***** Data shown *****

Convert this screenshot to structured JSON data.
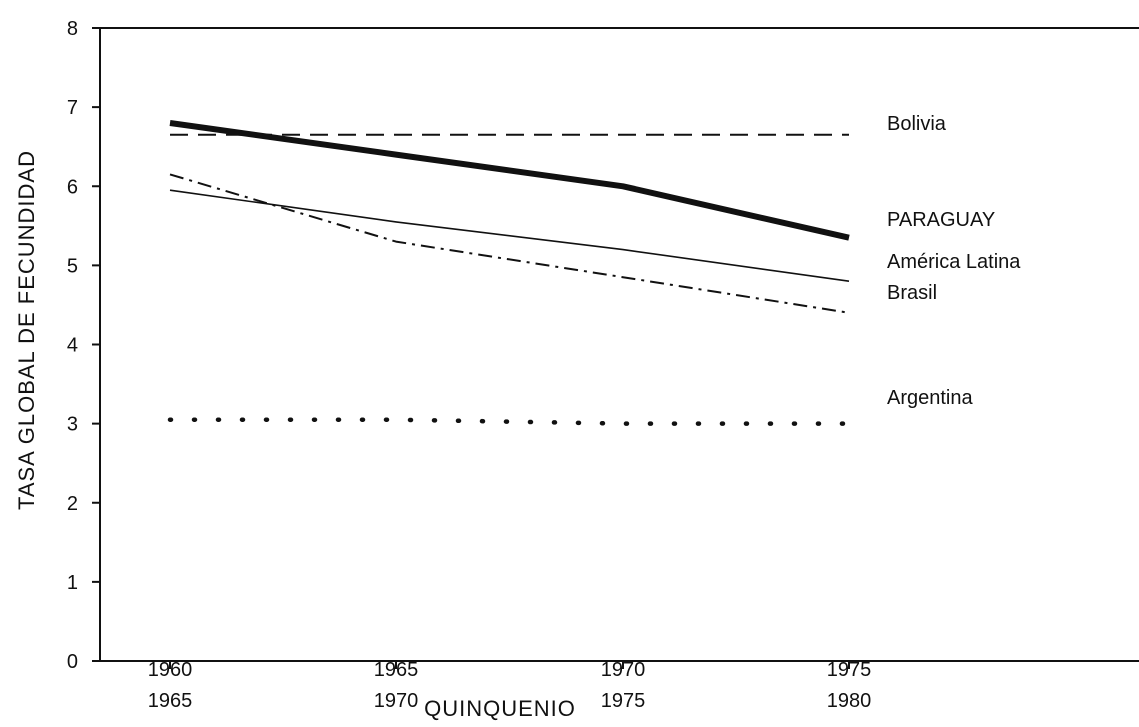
{
  "chart_data": {
    "type": "line",
    "title": "",
    "xlabel": "QUINQUENIO",
    "ylabel": "TASA GLOBAL DE FECUNDIDAD",
    "ylim": [
      0,
      8
    ],
    "yticks": [
      "0",
      "1",
      "2",
      "3",
      "4",
      "5",
      "6",
      "7",
      "8"
    ],
    "categories": [
      {
        "line1": "1960",
        "line2": "1965"
      },
      {
        "line1": "1965",
        "line2": "1970"
      },
      {
        "line1": "1970",
        "line2": "1975"
      },
      {
        "line1": "1975",
        "line2": "1980"
      }
    ],
    "grid": false,
    "legend": "inline labels at right end of lines",
    "series": [
      {
        "name": "Bolivia",
        "style": "dashed",
        "values": [
          6.65,
          6.65,
          6.65,
          6.65
        ]
      },
      {
        "name": "PARAGUAY",
        "style": "thick",
        "values": [
          6.8,
          6.4,
          6.0,
          5.35
        ]
      },
      {
        "name": "América Latina",
        "style": "thin",
        "values": [
          5.95,
          5.55,
          5.2,
          4.8
        ]
      },
      {
        "name": "Brasil",
        "style": "dash-dot",
        "values": [
          6.15,
          5.3,
          4.85,
          4.4
        ]
      },
      {
        "name": "Argentina",
        "style": "dotted",
        "values": [
          3.05,
          3.05,
          3.0,
          3.0
        ]
      }
    ]
  }
}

*****

● **The task**
Copy the records exactly as they appear, excluding images.

● **Result of the task**
Convert this screenshot to structured JSON data.
{
  "chart_data": {
    "type": "line",
    "title": "",
    "xlabel": "QUINQUENIO",
    "ylabel": "TASA GLOBAL DE FECUNDIDAD",
    "ylim": [
      0,
      8
    ],
    "yticks": [
      "0",
      "1",
      "2",
      "3",
      "4",
      "5",
      "6",
      "7",
      "8"
    ],
    "categories": [
      {
        "line1": "1960",
        "line2": "1965"
      },
      {
        "line1": "1965",
        "line2": "1970"
      },
      {
        "line1": "1970",
        "line2": "1975"
      },
      {
        "line1": "1975",
        "line2": "1980"
      }
    ],
    "grid": false,
    "legend": "inline labels at right end of lines",
    "series": [
      {
        "name": "Bolivia",
        "style": "dashed",
        "values": [
          6.65,
          6.65,
          6.65,
          6.65
        ]
      },
      {
        "name": "PARAGUAY",
        "style": "thick",
        "values": [
          6.8,
          6.4,
          6.0,
          5.35
        ]
      },
      {
        "name": "América Latina",
        "style": "thin",
        "values": [
          5.95,
          5.55,
          5.2,
          4.8
        ]
      },
      {
        "name": "Brasil",
        "style": "dash-dot",
        "values": [
          6.15,
          5.3,
          4.85,
          4.4
        ]
      },
      {
        "name": "Argentina",
        "style": "dotted",
        "values": [
          3.05,
          3.05,
          3.0,
          3.0
        ]
      }
    ]
  }
}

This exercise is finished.